EXERCISE DATA start
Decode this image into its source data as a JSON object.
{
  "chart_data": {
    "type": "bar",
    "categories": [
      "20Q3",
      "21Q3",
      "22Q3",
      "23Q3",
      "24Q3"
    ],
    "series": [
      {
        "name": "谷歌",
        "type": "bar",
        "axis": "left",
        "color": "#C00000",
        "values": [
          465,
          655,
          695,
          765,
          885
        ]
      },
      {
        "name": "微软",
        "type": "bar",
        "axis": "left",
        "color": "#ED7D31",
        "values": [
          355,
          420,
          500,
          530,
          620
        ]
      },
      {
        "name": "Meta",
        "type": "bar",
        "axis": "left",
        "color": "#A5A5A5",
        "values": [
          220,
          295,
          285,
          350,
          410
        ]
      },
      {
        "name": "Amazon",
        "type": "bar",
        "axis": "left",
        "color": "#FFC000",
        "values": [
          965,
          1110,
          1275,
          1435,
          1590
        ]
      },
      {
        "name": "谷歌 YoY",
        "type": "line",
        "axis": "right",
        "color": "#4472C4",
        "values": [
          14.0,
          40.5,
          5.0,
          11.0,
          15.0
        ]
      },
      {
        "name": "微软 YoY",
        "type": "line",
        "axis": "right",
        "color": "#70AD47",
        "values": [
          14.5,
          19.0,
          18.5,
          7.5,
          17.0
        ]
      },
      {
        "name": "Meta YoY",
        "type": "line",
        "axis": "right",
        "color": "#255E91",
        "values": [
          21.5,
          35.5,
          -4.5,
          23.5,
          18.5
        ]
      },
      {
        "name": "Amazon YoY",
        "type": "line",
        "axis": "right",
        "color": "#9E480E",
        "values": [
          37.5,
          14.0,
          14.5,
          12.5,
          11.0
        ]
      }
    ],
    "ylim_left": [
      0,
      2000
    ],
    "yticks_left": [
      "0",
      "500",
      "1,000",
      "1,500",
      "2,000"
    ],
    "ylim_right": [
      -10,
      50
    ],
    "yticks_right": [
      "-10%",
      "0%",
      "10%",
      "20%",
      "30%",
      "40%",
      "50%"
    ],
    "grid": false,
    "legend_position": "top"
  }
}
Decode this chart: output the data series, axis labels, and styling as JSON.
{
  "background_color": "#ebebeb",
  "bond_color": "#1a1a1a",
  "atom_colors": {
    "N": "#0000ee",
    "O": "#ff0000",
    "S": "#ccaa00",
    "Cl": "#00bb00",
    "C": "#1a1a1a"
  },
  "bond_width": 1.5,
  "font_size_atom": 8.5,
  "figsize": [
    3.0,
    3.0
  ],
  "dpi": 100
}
EXERCISE DATA end
Please list every line of the records that contains "name".

# TASK OUTPUT
        "name": "谷歌",
        "name": "微软",
        "name": "Meta",
        "name": "Amazon",
        "name": "谷歌 YoY",
        "name": "微软 YoY",
        "name": "Meta YoY",
        "name": "Amazon YoY",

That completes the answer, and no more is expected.